§ Problem details
Identify each line containing the word "ylabel" and copy it.

-- START --

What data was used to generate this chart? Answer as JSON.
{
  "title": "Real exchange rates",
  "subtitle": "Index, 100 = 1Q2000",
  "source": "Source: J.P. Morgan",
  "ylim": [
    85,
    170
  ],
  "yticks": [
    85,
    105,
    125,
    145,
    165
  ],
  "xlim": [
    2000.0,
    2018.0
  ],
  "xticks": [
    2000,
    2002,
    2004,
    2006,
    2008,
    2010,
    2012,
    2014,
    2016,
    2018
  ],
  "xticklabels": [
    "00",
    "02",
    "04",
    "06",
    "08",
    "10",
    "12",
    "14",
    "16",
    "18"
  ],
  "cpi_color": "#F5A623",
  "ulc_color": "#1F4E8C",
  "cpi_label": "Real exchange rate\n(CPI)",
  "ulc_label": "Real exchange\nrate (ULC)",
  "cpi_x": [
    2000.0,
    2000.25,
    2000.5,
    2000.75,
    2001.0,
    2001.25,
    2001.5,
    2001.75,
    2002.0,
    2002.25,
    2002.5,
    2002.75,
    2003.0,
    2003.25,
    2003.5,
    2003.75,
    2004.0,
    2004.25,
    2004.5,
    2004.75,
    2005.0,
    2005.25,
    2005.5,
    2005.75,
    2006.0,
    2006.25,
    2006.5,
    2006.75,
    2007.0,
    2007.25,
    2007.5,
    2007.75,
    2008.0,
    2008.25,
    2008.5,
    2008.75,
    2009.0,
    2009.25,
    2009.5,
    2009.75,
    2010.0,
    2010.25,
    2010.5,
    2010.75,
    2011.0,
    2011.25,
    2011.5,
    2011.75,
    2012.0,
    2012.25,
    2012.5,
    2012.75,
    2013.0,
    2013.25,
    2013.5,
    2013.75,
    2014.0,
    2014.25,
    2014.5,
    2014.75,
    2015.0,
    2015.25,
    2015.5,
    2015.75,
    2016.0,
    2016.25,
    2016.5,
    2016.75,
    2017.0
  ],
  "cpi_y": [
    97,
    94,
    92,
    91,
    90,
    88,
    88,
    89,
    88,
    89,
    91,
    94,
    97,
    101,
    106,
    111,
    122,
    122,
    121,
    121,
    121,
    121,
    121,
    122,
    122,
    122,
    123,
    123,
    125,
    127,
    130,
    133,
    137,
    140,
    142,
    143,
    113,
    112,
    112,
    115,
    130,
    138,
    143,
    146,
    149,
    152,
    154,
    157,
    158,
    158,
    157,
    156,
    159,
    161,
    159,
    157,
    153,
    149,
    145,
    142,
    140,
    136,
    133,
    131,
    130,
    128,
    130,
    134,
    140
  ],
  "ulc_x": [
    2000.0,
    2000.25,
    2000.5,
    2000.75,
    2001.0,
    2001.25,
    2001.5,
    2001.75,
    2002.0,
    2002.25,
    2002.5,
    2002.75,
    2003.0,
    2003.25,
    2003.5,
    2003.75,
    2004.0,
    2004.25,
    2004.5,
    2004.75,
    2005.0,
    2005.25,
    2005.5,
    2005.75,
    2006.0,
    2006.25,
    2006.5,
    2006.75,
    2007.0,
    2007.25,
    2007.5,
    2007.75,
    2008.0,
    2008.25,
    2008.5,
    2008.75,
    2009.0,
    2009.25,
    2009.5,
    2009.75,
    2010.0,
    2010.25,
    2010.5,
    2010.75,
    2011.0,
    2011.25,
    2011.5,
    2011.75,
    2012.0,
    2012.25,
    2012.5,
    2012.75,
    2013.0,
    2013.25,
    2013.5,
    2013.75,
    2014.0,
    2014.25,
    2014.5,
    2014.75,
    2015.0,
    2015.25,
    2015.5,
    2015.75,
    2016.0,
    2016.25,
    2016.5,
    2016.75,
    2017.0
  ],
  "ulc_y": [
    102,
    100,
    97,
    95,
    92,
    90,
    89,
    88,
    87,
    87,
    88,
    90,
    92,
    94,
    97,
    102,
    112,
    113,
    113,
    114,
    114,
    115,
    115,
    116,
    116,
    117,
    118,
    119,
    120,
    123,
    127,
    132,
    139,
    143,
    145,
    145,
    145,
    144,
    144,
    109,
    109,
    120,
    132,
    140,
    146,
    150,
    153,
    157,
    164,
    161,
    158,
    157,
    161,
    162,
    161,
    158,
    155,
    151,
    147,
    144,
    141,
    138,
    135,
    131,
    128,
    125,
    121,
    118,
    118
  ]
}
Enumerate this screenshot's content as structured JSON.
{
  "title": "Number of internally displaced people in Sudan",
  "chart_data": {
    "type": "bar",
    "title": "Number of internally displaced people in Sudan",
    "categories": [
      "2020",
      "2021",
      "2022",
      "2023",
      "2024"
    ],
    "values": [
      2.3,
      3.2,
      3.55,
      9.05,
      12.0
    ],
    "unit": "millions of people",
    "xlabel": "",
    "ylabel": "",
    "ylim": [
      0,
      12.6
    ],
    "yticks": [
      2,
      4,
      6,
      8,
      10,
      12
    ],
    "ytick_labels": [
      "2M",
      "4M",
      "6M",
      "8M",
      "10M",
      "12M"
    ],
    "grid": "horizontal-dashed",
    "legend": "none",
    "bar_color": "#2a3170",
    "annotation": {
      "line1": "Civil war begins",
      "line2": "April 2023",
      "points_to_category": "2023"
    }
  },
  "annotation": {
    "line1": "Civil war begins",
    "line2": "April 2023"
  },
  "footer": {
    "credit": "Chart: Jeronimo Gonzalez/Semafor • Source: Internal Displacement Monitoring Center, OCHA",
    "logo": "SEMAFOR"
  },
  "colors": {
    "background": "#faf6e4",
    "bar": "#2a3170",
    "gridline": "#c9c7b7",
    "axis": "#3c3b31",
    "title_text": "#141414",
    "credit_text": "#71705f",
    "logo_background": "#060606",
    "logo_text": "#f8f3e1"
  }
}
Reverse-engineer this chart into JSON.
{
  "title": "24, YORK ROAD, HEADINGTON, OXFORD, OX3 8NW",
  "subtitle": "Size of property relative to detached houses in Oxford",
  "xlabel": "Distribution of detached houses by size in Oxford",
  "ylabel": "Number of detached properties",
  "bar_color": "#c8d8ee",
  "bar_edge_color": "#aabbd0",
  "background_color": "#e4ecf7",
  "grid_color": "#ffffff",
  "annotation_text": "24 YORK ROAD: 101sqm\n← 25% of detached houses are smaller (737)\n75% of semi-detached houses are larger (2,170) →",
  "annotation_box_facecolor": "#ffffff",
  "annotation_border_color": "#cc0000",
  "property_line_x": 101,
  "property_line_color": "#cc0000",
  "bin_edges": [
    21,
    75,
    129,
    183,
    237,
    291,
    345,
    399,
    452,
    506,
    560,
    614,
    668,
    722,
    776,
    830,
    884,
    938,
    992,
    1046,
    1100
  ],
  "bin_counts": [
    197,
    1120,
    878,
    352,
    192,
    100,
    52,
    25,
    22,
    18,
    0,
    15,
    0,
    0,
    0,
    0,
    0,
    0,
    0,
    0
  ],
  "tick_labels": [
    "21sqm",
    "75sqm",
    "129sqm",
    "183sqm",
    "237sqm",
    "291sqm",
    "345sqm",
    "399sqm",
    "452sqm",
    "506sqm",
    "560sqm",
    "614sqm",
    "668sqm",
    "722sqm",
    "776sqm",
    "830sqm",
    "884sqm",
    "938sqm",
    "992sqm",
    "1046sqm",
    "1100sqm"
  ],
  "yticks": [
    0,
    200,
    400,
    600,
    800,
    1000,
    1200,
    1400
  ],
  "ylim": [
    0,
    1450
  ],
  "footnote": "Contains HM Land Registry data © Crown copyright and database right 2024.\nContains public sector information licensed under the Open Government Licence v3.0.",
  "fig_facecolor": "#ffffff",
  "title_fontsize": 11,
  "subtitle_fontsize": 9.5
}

-- END --

§ Solution to the problem
    "ylabel": "",
  "ylabel": "Number of detached properties",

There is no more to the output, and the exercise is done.